» Your goal
Extract every line that includes the string "Commissions".

_ _ _ _

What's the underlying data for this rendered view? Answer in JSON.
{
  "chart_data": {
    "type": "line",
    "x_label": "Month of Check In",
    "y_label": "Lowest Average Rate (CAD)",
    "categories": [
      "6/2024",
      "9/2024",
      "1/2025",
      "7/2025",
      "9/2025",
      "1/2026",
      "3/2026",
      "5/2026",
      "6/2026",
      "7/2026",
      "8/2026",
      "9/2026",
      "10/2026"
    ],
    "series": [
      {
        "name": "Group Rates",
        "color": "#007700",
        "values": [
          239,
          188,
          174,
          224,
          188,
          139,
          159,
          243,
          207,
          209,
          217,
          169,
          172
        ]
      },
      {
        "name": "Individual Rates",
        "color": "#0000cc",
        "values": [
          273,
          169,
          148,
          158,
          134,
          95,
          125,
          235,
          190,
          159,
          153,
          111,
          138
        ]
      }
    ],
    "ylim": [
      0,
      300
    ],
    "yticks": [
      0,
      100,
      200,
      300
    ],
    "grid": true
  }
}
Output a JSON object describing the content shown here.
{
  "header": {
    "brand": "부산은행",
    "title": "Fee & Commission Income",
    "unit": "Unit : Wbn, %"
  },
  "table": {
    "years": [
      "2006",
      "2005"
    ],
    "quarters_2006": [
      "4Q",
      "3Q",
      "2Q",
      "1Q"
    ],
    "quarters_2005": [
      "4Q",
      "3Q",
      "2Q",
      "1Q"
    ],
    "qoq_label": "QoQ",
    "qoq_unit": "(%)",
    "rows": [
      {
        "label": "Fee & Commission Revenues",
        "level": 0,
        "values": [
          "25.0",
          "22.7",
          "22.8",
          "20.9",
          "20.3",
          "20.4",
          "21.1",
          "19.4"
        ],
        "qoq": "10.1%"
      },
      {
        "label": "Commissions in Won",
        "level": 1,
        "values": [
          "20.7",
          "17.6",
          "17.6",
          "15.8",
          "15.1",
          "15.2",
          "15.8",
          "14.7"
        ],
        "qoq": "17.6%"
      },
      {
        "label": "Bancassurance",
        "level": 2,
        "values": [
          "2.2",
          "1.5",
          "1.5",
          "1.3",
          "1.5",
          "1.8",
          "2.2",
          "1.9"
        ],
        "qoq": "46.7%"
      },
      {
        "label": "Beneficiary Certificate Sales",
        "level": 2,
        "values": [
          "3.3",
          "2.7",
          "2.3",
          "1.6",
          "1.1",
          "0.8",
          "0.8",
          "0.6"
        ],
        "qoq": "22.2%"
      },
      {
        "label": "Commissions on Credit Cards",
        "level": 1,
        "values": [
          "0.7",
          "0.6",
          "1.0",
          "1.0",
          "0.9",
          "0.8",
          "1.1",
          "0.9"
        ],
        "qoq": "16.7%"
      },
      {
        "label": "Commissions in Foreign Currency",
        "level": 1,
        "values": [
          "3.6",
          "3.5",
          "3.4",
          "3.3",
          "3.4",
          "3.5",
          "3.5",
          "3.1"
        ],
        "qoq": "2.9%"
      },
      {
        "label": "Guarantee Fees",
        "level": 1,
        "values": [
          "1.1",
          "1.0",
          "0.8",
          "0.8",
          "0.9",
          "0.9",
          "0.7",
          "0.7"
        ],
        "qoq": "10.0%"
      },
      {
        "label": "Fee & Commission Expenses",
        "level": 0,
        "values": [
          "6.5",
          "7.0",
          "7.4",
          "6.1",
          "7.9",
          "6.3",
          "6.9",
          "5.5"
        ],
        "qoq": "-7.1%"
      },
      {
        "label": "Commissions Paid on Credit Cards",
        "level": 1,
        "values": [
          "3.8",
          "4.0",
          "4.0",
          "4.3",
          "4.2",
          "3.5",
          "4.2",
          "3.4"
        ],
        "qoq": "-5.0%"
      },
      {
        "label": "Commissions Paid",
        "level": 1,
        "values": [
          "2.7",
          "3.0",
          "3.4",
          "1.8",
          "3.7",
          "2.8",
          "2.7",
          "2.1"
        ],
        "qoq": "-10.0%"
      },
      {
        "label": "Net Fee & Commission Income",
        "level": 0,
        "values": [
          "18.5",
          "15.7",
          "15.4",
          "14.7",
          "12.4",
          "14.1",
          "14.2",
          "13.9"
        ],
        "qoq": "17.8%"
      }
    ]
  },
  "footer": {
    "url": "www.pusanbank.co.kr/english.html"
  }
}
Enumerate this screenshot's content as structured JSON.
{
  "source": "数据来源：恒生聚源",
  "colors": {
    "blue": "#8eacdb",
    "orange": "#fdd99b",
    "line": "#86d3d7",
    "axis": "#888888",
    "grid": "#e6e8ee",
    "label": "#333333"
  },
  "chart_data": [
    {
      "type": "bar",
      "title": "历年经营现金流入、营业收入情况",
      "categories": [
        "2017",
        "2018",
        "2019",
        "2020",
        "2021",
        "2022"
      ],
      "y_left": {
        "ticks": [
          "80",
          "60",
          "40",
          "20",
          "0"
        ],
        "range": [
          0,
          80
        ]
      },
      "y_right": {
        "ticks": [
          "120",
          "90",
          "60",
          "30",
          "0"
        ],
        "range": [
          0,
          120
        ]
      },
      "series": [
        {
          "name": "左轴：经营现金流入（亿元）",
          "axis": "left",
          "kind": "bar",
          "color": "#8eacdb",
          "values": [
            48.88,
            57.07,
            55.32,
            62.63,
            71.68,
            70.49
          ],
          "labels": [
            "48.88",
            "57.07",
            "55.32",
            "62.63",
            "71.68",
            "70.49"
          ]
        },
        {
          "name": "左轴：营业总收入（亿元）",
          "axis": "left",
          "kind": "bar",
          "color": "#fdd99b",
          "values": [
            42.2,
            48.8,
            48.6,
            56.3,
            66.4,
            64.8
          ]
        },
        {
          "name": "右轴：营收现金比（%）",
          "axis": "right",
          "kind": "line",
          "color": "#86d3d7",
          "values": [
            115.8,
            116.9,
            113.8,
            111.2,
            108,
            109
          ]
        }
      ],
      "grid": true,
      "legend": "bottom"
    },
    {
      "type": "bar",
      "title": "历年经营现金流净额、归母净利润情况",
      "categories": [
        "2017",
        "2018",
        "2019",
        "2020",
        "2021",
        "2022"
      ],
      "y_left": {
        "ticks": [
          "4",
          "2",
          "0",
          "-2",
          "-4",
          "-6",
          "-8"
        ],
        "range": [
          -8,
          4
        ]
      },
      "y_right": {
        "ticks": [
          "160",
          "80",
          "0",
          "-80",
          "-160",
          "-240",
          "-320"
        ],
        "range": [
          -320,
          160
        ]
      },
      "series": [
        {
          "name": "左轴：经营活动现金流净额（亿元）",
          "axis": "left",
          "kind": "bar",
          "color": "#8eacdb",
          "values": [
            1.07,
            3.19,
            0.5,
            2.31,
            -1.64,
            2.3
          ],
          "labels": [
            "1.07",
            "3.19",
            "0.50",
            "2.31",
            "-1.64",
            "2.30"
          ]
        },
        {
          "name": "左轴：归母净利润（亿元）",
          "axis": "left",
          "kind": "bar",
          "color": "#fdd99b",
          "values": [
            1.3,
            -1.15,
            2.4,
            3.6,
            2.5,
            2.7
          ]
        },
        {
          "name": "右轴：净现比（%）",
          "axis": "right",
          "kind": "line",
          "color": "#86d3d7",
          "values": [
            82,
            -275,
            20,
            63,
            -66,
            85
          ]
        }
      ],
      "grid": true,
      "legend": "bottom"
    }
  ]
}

_ _ _ _

» Answer to this problem
        "label": "Commissions in Won",
        "label": "Commissions on Credit Cards",
        "label": "Commissions in Foreign Currency",
        "label": "Commissions Paid on Credit Cards",
        "label": "Commissions Paid",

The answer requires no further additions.